### TASK DESCRIPTION
Write the data out again, character for character, with no images.

### MATERIAL FOR THE TASK

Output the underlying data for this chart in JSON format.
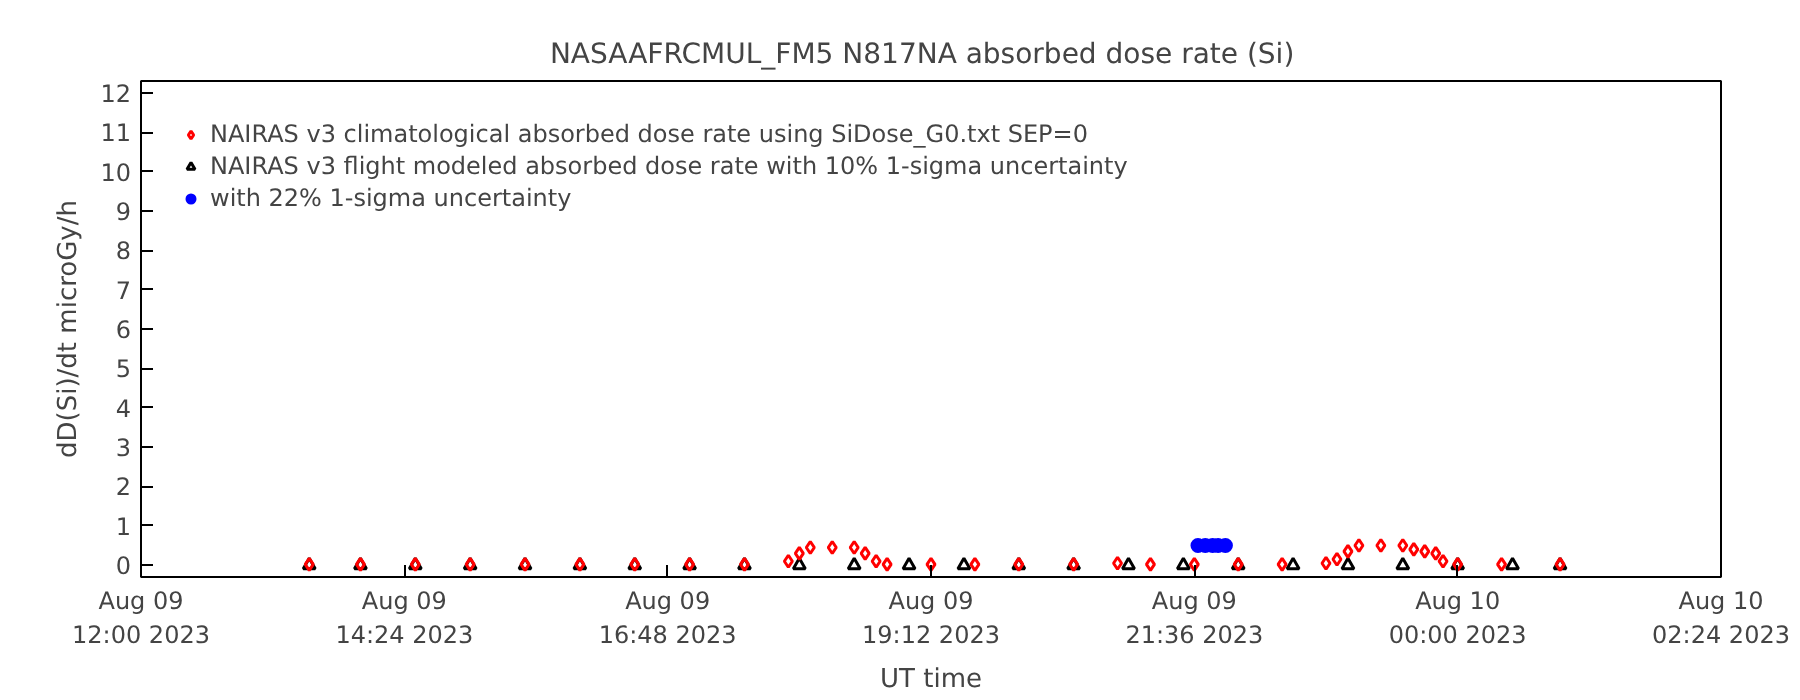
{
  "chart_data": {
    "type": "scatter",
    "title": "NASAAFRCMUL_FM5   N817NA absorbed dose rate (Si)",
    "xlabel": "UT time",
    "ylabel": "dD(Si)/dt microGy/h",
    "xlim": [
      "2023-08-09T12:00",
      "2023-08-10T02:24"
    ],
    "ylim": [
      -0.3,
      12.3
    ],
    "xticks": [
      {
        "value": "2023-08-09T12:00",
        "label": "Aug 09\n12:00 2023"
      },
      {
        "value": "2023-08-09T14:24",
        "label": "Aug 09\n14:24 2023"
      },
      {
        "value": "2023-08-09T16:48",
        "label": "Aug 09\n16:48 2023"
      },
      {
        "value": "2023-08-09T19:12",
        "label": "Aug 09\n19:12 2023"
      },
      {
        "value": "2023-08-09T21:36",
        "label": "Aug 09\n21:36 2023"
      },
      {
        "value": "2023-08-10T00:00",
        "label": "Aug 10\n00:00 2023"
      },
      {
        "value": "2023-08-10T02:24",
        "label": "Aug 10\n02:24 2023"
      }
    ],
    "yticks": [
      0,
      1,
      2,
      3,
      4,
      5,
      6,
      7,
      8,
      9,
      10,
      11,
      12
    ],
    "grid": false,
    "legend": "top left",
    "series": [
      {
        "name": "NAIRAS v3 flight modeled absorbed dose rate with 10% 1-sigma uncertainty",
        "color": "#000000",
        "marker": "triangle",
        "x": [
          "2023-08-09T13:32",
          "2023-08-09T14:00",
          "2023-08-09T14:30",
          "2023-08-09T15:00",
          "2023-08-09T15:30",
          "2023-08-09T16:00",
          "2023-08-09T16:30",
          "2023-08-09T17:00",
          "2023-08-09T17:30",
          "2023-08-09T18:00",
          "2023-08-09T18:30",
          "2023-08-09T19:00",
          "2023-08-09T19:30",
          "2023-08-09T20:00",
          "2023-08-09T20:30",
          "2023-08-09T21:00",
          "2023-08-09T21:30",
          "2023-08-09T22:00",
          "2023-08-09T22:30",
          "2023-08-09T23:00",
          "2023-08-09T23:30",
          "2023-08-10T00:00",
          "2023-08-10T00:30",
          "2023-08-10T00:56"
        ],
        "values": [
          0,
          0,
          0,
          0,
          0,
          0,
          0,
          0,
          0,
          0,
          0,
          0,
          0,
          0,
          0,
          0,
          0,
          0,
          0,
          0,
          0,
          0,
          0,
          0
        ]
      },
      {
        "name": "NAIRAS v3 climatological absorbed dose rate using SiDose_G0.txt SEP=0",
        "color": "#ff0000",
        "marker": "diamond",
        "x": [
          "2023-08-09T13:32",
          "2023-08-09T14:00",
          "2023-08-09T14:30",
          "2023-08-09T15:00",
          "2023-08-09T15:30",
          "2023-08-09T16:00",
          "2023-08-09T16:30",
          "2023-08-09T17:00",
          "2023-08-09T17:30",
          "2023-08-09T17:54",
          "2023-08-09T18:00",
          "2023-08-09T18:06",
          "2023-08-09T18:18",
          "2023-08-09T18:30",
          "2023-08-09T18:36",
          "2023-08-09T18:42",
          "2023-08-09T18:48",
          "2023-08-09T19:12",
          "2023-08-09T19:36",
          "2023-08-09T20:00",
          "2023-08-09T20:30",
          "2023-08-09T20:54",
          "2023-08-09T21:12",
          "2023-08-09T21:36",
          "2023-08-09T22:00",
          "2023-08-09T22:24",
          "2023-08-09T22:48",
          "2023-08-09T22:54",
          "2023-08-09T23:00",
          "2023-08-09T23:06",
          "2023-08-09T23:18",
          "2023-08-09T23:30",
          "2023-08-09T23:36",
          "2023-08-09T23:42",
          "2023-08-09T23:48",
          "2023-08-09T23:52",
          "2023-08-10T00:00",
          "2023-08-10T00:24",
          "2023-08-10T00:56"
        ],
        "values": [
          0.02,
          0.02,
          0.02,
          0.02,
          0.02,
          0.02,
          0.02,
          0.02,
          0.02,
          0.1,
          0.3,
          0.45,
          0.45,
          0.45,
          0.3,
          0.1,
          0.02,
          0.02,
          0.02,
          0.02,
          0.02,
          0.05,
          0.02,
          0.02,
          0.02,
          0.02,
          0.05,
          0.15,
          0.35,
          0.5,
          0.5,
          0.5,
          0.4,
          0.35,
          0.3,
          0.1,
          0.02,
          0.02,
          0.02
        ]
      },
      {
        "name": "with 22% 1-sigma uncertainty",
        "color": "#0000ff",
        "marker": "circle",
        "x": [
          "2023-08-09T21:38",
          "2023-08-09T21:42",
          "2023-08-09T21:46",
          "2023-08-09T21:49",
          "2023-08-09T21:53"
        ],
        "values": [
          0.5,
          0.5,
          0.5,
          0.5,
          0.5
        ]
      }
    ]
  }
}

### FULL ANSWER
Output the underlying data for this chart in JSON format.
{
  "chart_data": {
    "type": "scatter",
    "title": "NASAAFRCMUL_FM5   N817NA absorbed dose rate (Si)",
    "xlabel": "UT time",
    "ylabel": "dD(Si)/dt microGy/h",
    "xlim": [
      "2023-08-09T12:00",
      "2023-08-10T02:24"
    ],
    "ylim": [
      -0.3,
      12.3
    ],
    "xticks": [
      {
        "value": "2023-08-09T12:00",
        "label": "Aug 09\n12:00 2023"
      },
      {
        "value": "2023-08-09T14:24",
        "label": "Aug 09\n14:24 2023"
      },
      {
        "value": "2023-08-09T16:48",
        "label": "Aug 09\n16:48 2023"
      },
      {
        "value": "2023-08-09T19:12",
        "label": "Aug 09\n19:12 2023"
      },
      {
        "value": "2023-08-09T21:36",
        "label": "Aug 09\n21:36 2023"
      },
      {
        "value": "2023-08-10T00:00",
        "label": "Aug 10\n00:00 2023"
      },
      {
        "value": "2023-08-10T02:24",
        "label": "Aug 10\n02:24 2023"
      }
    ],
    "yticks": [
      0,
      1,
      2,
      3,
      4,
      5,
      6,
      7,
      8,
      9,
      10,
      11,
      12
    ],
    "grid": false,
    "legend": "top left",
    "series": [
      {
        "name": "NAIRAS v3 flight modeled absorbed dose rate with 10% 1-sigma uncertainty",
        "color": "#000000",
        "marker": "triangle",
        "x": [
          "2023-08-09T13:32",
          "2023-08-09T14:00",
          "2023-08-09T14:30",
          "2023-08-09T15:00",
          "2023-08-09T15:30",
          "2023-08-09T16:00",
          "2023-08-09T16:30",
          "2023-08-09T17:00",
          "2023-08-09T17:30",
          "2023-08-09T18:00",
          "2023-08-09T18:30",
          "2023-08-09T19:00",
          "2023-08-09T19:30",
          "2023-08-09T20:00",
          "2023-08-09T20:30",
          "2023-08-09T21:00",
          "2023-08-09T21:30",
          "2023-08-09T22:00",
          "2023-08-09T22:30",
          "2023-08-09T23:00",
          "2023-08-09T23:30",
          "2023-08-10T00:00",
          "2023-08-10T00:30",
          "2023-08-10T00:56"
        ],
        "values": [
          0,
          0,
          0,
          0,
          0,
          0,
          0,
          0,
          0,
          0,
          0,
          0,
          0,
          0,
          0,
          0,
          0,
          0,
          0,
          0,
          0,
          0,
          0,
          0
        ]
      },
      {
        "name": "NAIRAS v3 climatological absorbed dose rate using SiDose_G0.txt SEP=0",
        "color": "#ff0000",
        "marker": "diamond",
        "x": [
          "2023-08-09T13:32",
          "2023-08-09T14:00",
          "2023-08-09T14:30",
          "2023-08-09T15:00",
          "2023-08-09T15:30",
          "2023-08-09T16:00",
          "2023-08-09T16:30",
          "2023-08-09T17:00",
          "2023-08-09T17:30",
          "2023-08-09T17:54",
          "2023-08-09T18:00",
          "2023-08-09T18:06",
          "2023-08-09T18:18",
          "2023-08-09T18:30",
          "2023-08-09T18:36",
          "2023-08-09T18:42",
          "2023-08-09T18:48",
          "2023-08-09T19:12",
          "2023-08-09T19:36",
          "2023-08-09T20:00",
          "2023-08-09T20:30",
          "2023-08-09T20:54",
          "2023-08-09T21:12",
          "2023-08-09T21:36",
          "2023-08-09T22:00",
          "2023-08-09T22:24",
          "2023-08-09T22:48",
          "2023-08-09T22:54",
          "2023-08-09T23:00",
          "2023-08-09T23:06",
          "2023-08-09T23:18",
          "2023-08-09T23:30",
          "2023-08-09T23:36",
          "2023-08-09T23:42",
          "2023-08-09T23:48",
          "2023-08-09T23:52",
          "2023-08-10T00:00",
          "2023-08-10T00:24",
          "2023-08-10T00:56"
        ],
        "values": [
          0.02,
          0.02,
          0.02,
          0.02,
          0.02,
          0.02,
          0.02,
          0.02,
          0.02,
          0.1,
          0.3,
          0.45,
          0.45,
          0.45,
          0.3,
          0.1,
          0.02,
          0.02,
          0.02,
          0.02,
          0.02,
          0.05,
          0.02,
          0.02,
          0.02,
          0.02,
          0.05,
          0.15,
          0.35,
          0.5,
          0.5,
          0.5,
          0.4,
          0.35,
          0.3,
          0.1,
          0.02,
          0.02,
          0.02
        ]
      },
      {
        "name": "with 22% 1-sigma uncertainty",
        "color": "#0000ff",
        "marker": "circle",
        "x": [
          "2023-08-09T21:38",
          "2023-08-09T21:42",
          "2023-08-09T21:46",
          "2023-08-09T21:49",
          "2023-08-09T21:53"
        ],
        "values": [
          0.5,
          0.5,
          0.5,
          0.5,
          0.5
        ]
      }
    ]
  }
}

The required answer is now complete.